What is needed →
Copy out every one of the entries below exactly as they appear, leaving out the pictures.
────────
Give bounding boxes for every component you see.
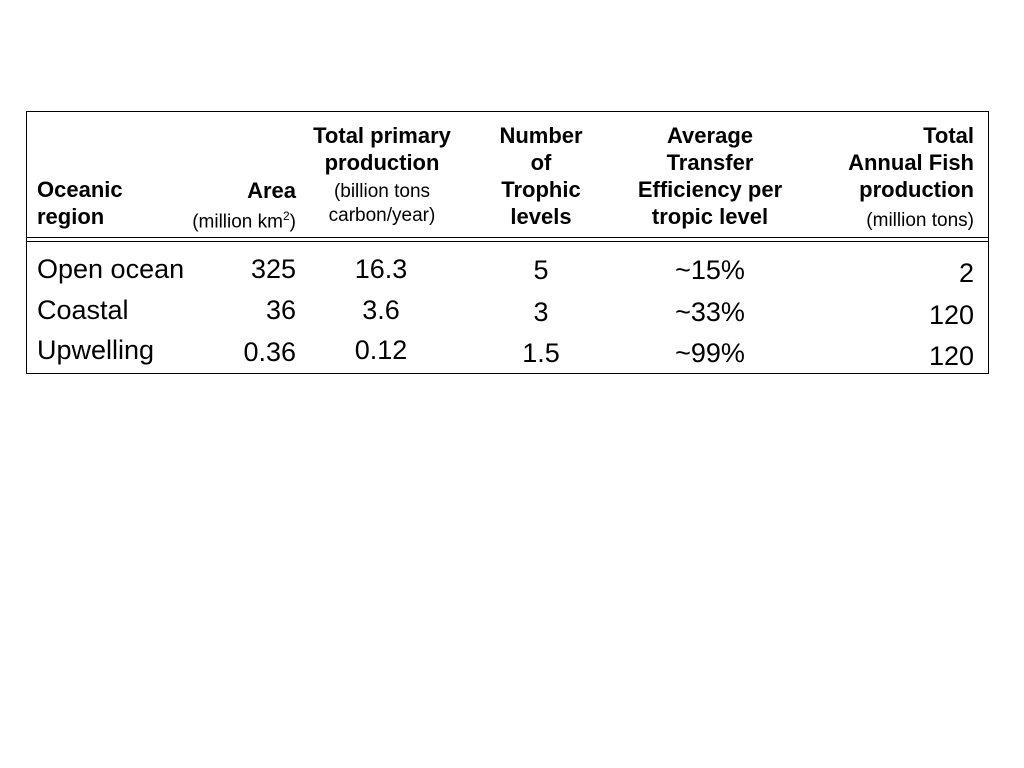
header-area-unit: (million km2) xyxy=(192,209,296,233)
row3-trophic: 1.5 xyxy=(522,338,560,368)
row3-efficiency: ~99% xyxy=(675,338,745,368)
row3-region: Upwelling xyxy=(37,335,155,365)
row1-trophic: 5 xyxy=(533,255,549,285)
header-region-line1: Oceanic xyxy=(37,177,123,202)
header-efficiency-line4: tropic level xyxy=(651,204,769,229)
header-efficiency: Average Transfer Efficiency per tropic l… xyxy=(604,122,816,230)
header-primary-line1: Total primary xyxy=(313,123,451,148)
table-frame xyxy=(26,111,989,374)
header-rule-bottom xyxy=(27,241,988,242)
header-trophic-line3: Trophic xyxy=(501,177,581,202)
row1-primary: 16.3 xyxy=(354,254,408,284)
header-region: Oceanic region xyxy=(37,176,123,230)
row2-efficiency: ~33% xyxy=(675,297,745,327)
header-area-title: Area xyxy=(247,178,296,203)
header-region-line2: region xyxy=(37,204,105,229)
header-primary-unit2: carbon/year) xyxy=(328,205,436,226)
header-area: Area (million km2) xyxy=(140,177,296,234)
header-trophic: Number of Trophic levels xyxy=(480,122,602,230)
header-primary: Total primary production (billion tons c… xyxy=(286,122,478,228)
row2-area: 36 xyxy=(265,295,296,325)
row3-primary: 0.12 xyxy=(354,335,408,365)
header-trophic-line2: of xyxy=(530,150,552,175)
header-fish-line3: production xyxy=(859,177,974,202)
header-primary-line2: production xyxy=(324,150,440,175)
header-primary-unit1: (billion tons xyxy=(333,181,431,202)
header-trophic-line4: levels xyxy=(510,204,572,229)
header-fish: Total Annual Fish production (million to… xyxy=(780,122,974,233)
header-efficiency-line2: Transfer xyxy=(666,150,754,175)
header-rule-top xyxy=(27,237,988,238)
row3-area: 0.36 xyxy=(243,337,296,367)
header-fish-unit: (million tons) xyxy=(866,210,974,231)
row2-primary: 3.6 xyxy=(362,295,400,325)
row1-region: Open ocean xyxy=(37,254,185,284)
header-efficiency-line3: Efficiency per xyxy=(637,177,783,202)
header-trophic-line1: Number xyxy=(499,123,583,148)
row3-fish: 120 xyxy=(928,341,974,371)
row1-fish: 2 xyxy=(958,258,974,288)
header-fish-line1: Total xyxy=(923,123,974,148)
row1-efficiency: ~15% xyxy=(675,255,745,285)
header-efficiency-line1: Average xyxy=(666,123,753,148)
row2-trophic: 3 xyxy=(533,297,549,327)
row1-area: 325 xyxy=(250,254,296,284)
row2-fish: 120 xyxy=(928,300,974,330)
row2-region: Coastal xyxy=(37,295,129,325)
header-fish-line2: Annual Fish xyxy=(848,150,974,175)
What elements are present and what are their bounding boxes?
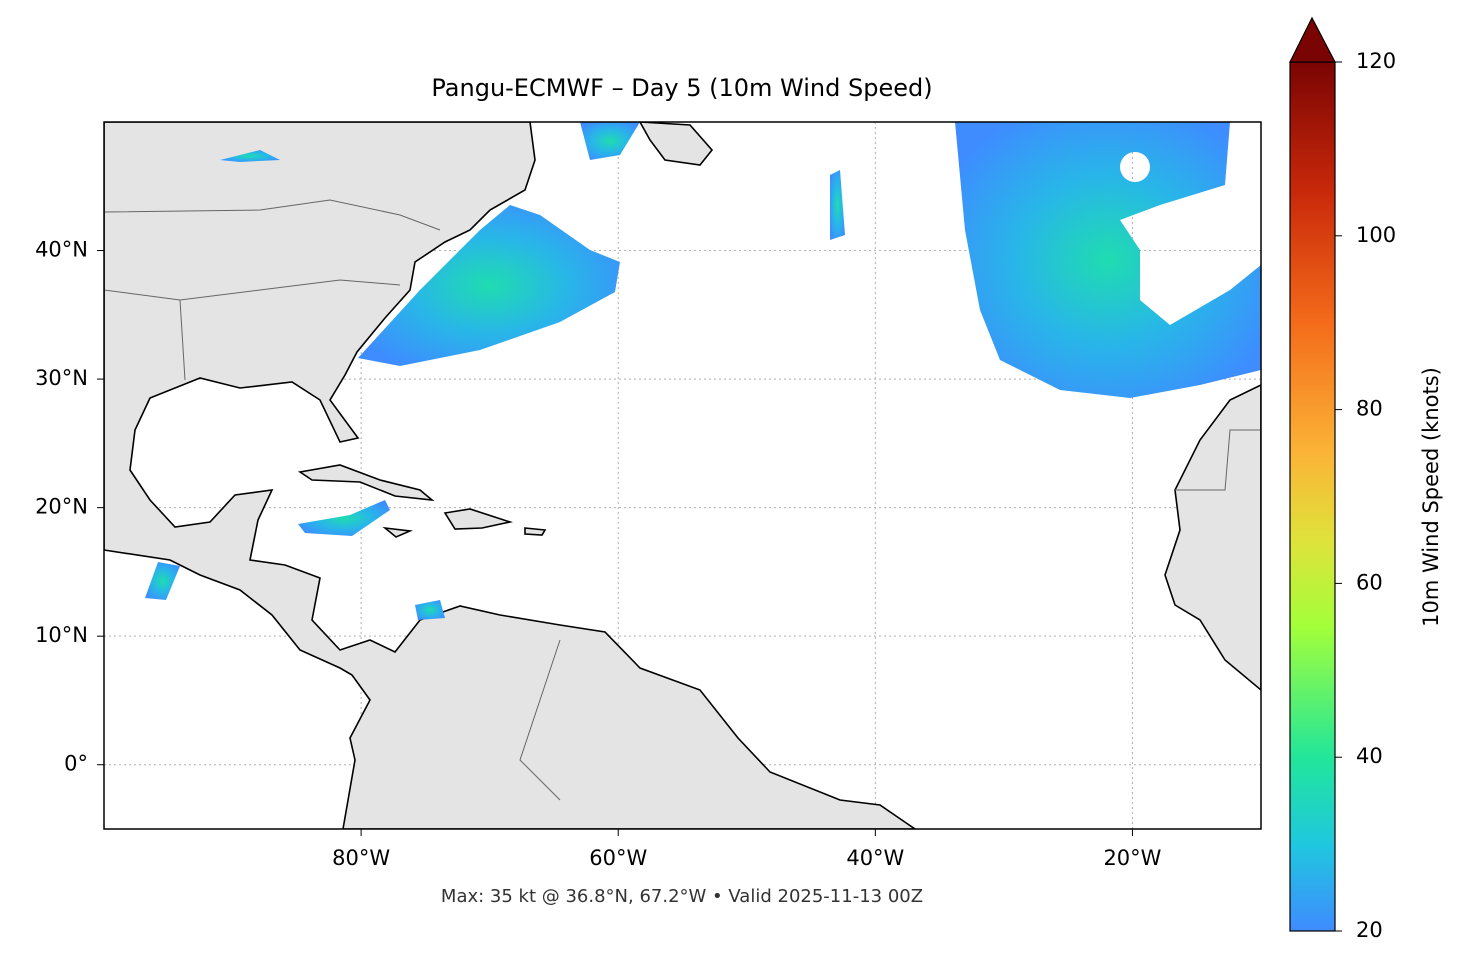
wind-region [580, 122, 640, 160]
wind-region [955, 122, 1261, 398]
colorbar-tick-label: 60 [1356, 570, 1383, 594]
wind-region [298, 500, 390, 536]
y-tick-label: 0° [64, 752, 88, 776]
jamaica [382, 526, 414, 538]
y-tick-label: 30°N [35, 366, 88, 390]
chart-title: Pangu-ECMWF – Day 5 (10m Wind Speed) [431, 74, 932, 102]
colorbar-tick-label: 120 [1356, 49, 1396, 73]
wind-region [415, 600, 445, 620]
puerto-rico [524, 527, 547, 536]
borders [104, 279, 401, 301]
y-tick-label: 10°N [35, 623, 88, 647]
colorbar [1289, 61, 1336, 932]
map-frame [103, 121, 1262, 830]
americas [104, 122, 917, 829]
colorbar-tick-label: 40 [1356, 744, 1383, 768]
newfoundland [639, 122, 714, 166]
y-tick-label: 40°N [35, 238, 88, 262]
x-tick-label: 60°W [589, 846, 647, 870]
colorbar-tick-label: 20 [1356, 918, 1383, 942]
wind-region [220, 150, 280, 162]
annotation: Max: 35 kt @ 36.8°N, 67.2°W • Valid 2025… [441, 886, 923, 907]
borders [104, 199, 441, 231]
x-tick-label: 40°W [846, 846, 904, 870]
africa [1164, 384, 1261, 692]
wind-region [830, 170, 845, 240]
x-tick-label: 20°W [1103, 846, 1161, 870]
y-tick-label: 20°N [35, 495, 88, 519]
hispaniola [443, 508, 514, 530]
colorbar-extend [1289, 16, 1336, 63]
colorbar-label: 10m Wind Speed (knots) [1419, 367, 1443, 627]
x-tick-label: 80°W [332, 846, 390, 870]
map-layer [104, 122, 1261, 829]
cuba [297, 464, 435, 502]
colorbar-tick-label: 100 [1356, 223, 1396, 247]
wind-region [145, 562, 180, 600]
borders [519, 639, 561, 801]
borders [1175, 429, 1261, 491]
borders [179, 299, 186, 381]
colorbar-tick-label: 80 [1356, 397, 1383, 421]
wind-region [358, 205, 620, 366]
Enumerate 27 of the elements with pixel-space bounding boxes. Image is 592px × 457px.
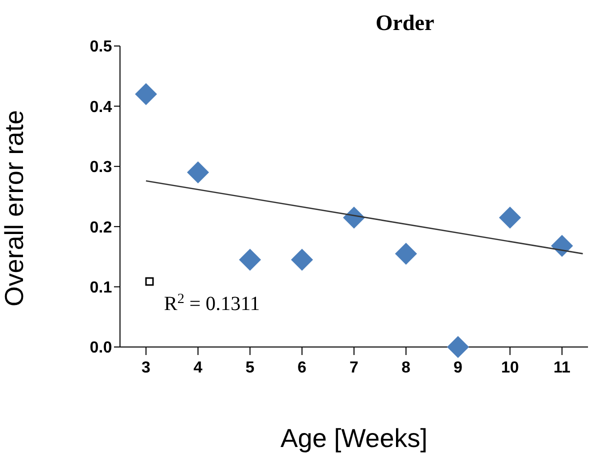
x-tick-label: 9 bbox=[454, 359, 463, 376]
────────
In response →
Give bounding boxes for every component you see.
header-area-unit: (million km2) xyxy=(192,209,296,233)
row3-trophic: 1.5 xyxy=(522,338,560,368)
row3-efficiency: ~99% xyxy=(675,338,745,368)
row3-region: Upwelling xyxy=(37,335,155,365)
row1-trophic: 5 xyxy=(533,255,549,285)
header-region-line1: Oceanic xyxy=(37,177,123,202)
header-efficiency-line4: tropic level xyxy=(651,204,769,229)
header-efficiency: Average Transfer Efficiency per tropic l… xyxy=(604,122,816,230)
header-primary-line1: Total primary xyxy=(313,123,451,148)
table-frame xyxy=(26,111,989,374)
header-rule-bottom xyxy=(27,241,988,242)
header-trophic-line3: Trophic xyxy=(501,177,581,202)
row1-primary: 16.3 xyxy=(354,254,408,284)
header-region: Oceanic region xyxy=(37,176,123,230)
row2-efficiency: ~33% xyxy=(675,297,745,327)
header-area-title: Area xyxy=(247,178,296,203)
header-region-line2: region xyxy=(37,204,105,229)
header-primary-unit2: carbon/year) xyxy=(328,205,436,226)
header-area: Area (million km2) xyxy=(140,177,296,234)
header-trophic: Number of Trophic levels xyxy=(480,122,602,230)
header-primary: Total primary production (billion tons c… xyxy=(286,122,478,228)
row2-area: 36 xyxy=(265,295,296,325)
row3-primary: 0.12 xyxy=(354,335,408,365)
header-trophic-line2: of xyxy=(530,150,552,175)
header-fish-line3: production xyxy=(859,177,974,202)
header-primary-line2: production xyxy=(324,150,440,175)
header-primary-unit1: (billion tons xyxy=(333,181,431,202)
header-trophic-line4: levels xyxy=(510,204,572,229)
header-fish: Total Annual Fish production (million to… xyxy=(780,122,974,233)
header-efficiency-line2: Transfer xyxy=(666,150,754,175)
header-rule-top xyxy=(27,237,988,238)
row3-area: 0.36 xyxy=(243,337,296,367)
header-fish-unit: (million tons) xyxy=(866,210,974,231)
row2-primary: 3.6 xyxy=(362,295,400,325)
row1-region: Open ocean xyxy=(37,254,185,284)
header-efficiency-line3: Efficiency per xyxy=(637,177,783,202)
header-trophic-line1: Number xyxy=(499,123,583,148)
row3-fish: 120 xyxy=(928,341,974,371)
row1-fish: 2 xyxy=(958,258,974,288)
header-fish-line1: Total xyxy=(923,123,974,148)
row1-efficiency: ~15% xyxy=(675,255,745,285)
header-efficiency-line1: Average xyxy=(666,123,753,148)
row2-trophic: 3 xyxy=(533,297,549,327)
row1-area: 325 xyxy=(250,254,296,284)
row2-fish: 120 xyxy=(928,300,974,330)
row2-region: Coastal xyxy=(37,295,129,325)
header-fish-line2: Annual Fish xyxy=(848,150,974,175)
What elements are present and what are their bounding boxes?
wind-region [580, 122, 640, 160]
wind-region [955, 122, 1261, 398]
colorbar-tick-label: 60 [1356, 570, 1383, 594]
wind-region [298, 500, 390, 536]
y-tick-label: 0° [64, 752, 88, 776]
jamaica [382, 526, 414, 538]
y-tick-label: 30°N [35, 366, 88, 390]
chart-title: Pangu-ECMWF – Day 5 (10m Wind Speed) [431, 74, 932, 102]
colorbar-tick-label: 120 [1356, 49, 1396, 73]
wind-region [415, 600, 445, 620]
puerto-rico [524, 527, 547, 536]
borders [104, 279, 401, 301]
y-tick-label: 10°N [35, 623, 88, 647]
colorbar [1289, 61, 1336, 932]
map-frame [103, 121, 1262, 830]
americas [104, 122, 917, 829]
colorbar-tick-label: 40 [1356, 744, 1383, 768]
newfoundland [639, 122, 714, 166]
y-tick-label: 40°N [35, 238, 88, 262]
x-tick-label: 60°W [589, 846, 647, 870]
colorbar-tick-label: 20 [1356, 918, 1383, 942]
wind-region [220, 150, 280, 162]
annotation: Max: 35 kt @ 36.8°N, 67.2°W • Valid 2025… [441, 886, 923, 907]
borders [104, 199, 441, 231]
x-tick-label: 40°W [846, 846, 904, 870]
africa [1164, 384, 1261, 692]
wind-region [830, 170, 845, 240]
x-tick-label: 20°W [1103, 846, 1161, 870]
y-tick-label: 20°N [35, 495, 88, 519]
hispaniola [443, 508, 514, 530]
colorbar-extend [1289, 16, 1336, 63]
colorbar-label: 10m Wind Speed (knots) [1419, 367, 1443, 627]
x-tick-label: 80°W [332, 846, 390, 870]
map-layer [104, 122, 1261, 829]
cuba [297, 464, 435, 502]
colorbar-tick-label: 100 [1356, 223, 1396, 247]
wind-region [145, 562, 180, 600]
borders [519, 639, 561, 801]
borders [1175, 429, 1261, 491]
borders [179, 299, 186, 381]
colorbar-tick-label: 80 [1356, 397, 1383, 421]
wind-region [358, 205, 620, 366]
Enumerate 27 of the elements with pixel-space bounding boxes. Image is 592px × 457px.
x-tick-label: 9 bbox=[454, 359, 463, 376]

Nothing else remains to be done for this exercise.